**TASK STATEMENT:** Extend the account of World War I highways and truck transport below, picking up after its final sentence.

**SUPPLIED TEXT:**
● ● ●
At the turn of the 20th century, the Hicks Company in Rockville, Md., was making local deliveries of dry goods. This was a forerunner of the scene on a much larger scale during World War I when local deliveries for all kinds of goods became a demand with the advent of motorized delivery trucks.

As the summer of 1917 advanced, a coal famine began to develop in the industrial eastern States because of the shortage of railway cars. Production of munitions was beginning to be affected when the Priority Board of the Council of National Defense issued Priority Order No. 2, to be effective November 1, 1917, prohibiting the use of open top cars other than flat cars for shipping supplies, other than coal, for construction, maintenance and repair of public and private highways, streets, and sidewalks or for theaters and other places of amusement.[7] This peremptory order, issued without public hearings or other advance warning, struck the States “like a bolt from the blue,” at a particularly bad time. It caught them with many miles of new road graded but not surfaced with winter approaching. Despite the fact that trucking had already released thousands of cars for war purposes and the roads in the vicinity of cantonments and ports of embarkation were being pounded to pieces by truck traffic, the Priority Board refused to recede from its position, and road work and road materials production that was dependent on rail transportation ground to a stop.

State highway officials on inspection tour of 1917 construction project in Michigan. Such projects were soon forced to stop when involvement in the war caused shortage of materials and manpower.

Truck assembly increased to meet the war needs.
Truck assembly increased to meet the war needs.

Truck assembly increased to meet the war needs.

As a direct result of the widespread protests over Priority Order No. 2, the National Council set up a Highway Transport Committee in Washington to represent the highway and highway transport interests, and appointed Roy D. Chapin, President of the Hudson Motor Company, as chairman. This Committee began its work November 29, 1917.

The National Military Truck Routes
The experience of the Allies had shown that enormous numbers of trucks would be needed in France to support military operations. The War Production Board decided to standardize truck designs to simplify parts supply and increase production, and they induced the motor industry to design two vehicles on which to concentrate production for the duration of the war. Class A trucks were to have a capacity of 3 tons and a speed of 14 miles per hour, while Class B trucks would carry 5 tons at 12 miles per hour. The Army placed an order for 30,000 of these trucks in September 1917.
● ● ●
**ENTRIES SUPPLIED:**
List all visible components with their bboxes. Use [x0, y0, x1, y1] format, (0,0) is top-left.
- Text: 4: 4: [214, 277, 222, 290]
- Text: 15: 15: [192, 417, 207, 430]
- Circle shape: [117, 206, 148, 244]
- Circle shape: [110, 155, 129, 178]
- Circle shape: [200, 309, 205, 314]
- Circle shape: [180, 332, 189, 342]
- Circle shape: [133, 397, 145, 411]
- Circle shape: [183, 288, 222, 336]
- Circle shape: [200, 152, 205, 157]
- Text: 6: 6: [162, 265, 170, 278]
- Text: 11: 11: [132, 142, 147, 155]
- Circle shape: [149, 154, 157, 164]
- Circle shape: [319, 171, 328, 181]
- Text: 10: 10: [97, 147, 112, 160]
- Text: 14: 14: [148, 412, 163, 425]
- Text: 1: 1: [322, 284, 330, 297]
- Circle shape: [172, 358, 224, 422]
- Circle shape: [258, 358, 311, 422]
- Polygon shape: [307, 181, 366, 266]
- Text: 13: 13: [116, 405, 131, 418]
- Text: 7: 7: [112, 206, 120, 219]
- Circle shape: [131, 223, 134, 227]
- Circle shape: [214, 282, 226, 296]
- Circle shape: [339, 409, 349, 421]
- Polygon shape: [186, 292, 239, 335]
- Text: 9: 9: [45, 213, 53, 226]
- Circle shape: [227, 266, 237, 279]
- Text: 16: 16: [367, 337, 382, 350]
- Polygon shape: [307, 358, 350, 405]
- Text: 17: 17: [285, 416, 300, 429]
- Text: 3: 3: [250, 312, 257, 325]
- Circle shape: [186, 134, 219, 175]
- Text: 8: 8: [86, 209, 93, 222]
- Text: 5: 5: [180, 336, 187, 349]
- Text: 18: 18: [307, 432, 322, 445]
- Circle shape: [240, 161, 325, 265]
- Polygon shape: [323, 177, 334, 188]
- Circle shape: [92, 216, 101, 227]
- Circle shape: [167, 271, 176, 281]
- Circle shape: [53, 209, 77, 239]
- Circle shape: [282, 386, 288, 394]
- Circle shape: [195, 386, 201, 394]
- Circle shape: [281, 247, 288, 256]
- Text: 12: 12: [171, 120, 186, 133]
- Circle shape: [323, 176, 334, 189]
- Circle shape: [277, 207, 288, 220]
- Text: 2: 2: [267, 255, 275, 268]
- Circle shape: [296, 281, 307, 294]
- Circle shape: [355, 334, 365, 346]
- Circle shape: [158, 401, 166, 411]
● ● ●
**ANSWER TO THE TASK:**
Several months before the Highway Transport Committee was organized, Chapin advanced the idea that trucks destined for France could be driven from the factories to the ports of embarkation, and he obtained the Army’s approval for an experimental convoy. On November 22, 1917, a trail-blazing party consisting of representatives of the Ohio Highway Department, the Army, the Lincoln Highway Association, and the OPRRE left Toledo enroute to the East Coast. The route they selected crossed Ohio via Toledo and Akron to East Palestine, where the Pennsylvania Highway Department picked it up, continuing on to Pittsburgh and across the Allegheny Mountains to Harrisburg, Lancaster, and Philadelphia. This became the main military truck route. Later, other truck routes were designated by Ohio, West Virginia, Pennsylvania, and Maryland over the Old National Road, and by Ohio, Pennsylvania, and New York via Cleveland, Erie, Buffalo, and Albany to New York City.

A caravan of trucks from Detroit headed for eastern seaports and the war.
A caravan of trucks from Detroit headed for eastern seaports and the war.

A caravan of trucks from Detroit headed for eastern seaports and the war.

In December the Quartermaster General announced that, in order to relieve the squeeze on railroad cars, the trucks would be driven overland to the Atlantic Coast under their own power.[8] The first Army truck convoy left Toledo early in December 1917, at the beginning of one of the most severe winters in recent U.S. history. Three weeks later, on January 3, 1918, 29 of the 30 vehicles that began the trip rolled into Baltimore.[9] This grueling trip was testimony to the durability of the war-model trucks and the endurance of the drivers, but most of all, to the superb maintenance efforts of the Pennsylvania Highway Department, which, as a result of careful preplanning, had kept the road open over the Alleghenies in the face of blizzards that left drifts 3 to 6 feet deep. In some places the crews worked around the clock to keep the road open. Teams and drags broke a track through the drifts, followed by horsedrawn road machines and homemade plows mounted on trucks.[10] Altogether, 7 trucks and plows, 22 road machines, 20 drags, 105 teams, 3 tractors, and 200 men were thrown into this massive and successful maintenance effort.[11]

McConnellsburg, Pa., and other similar towns and villages witnessed the industrial might of the Nation as caravans of trucks rolled through on the way “over there.”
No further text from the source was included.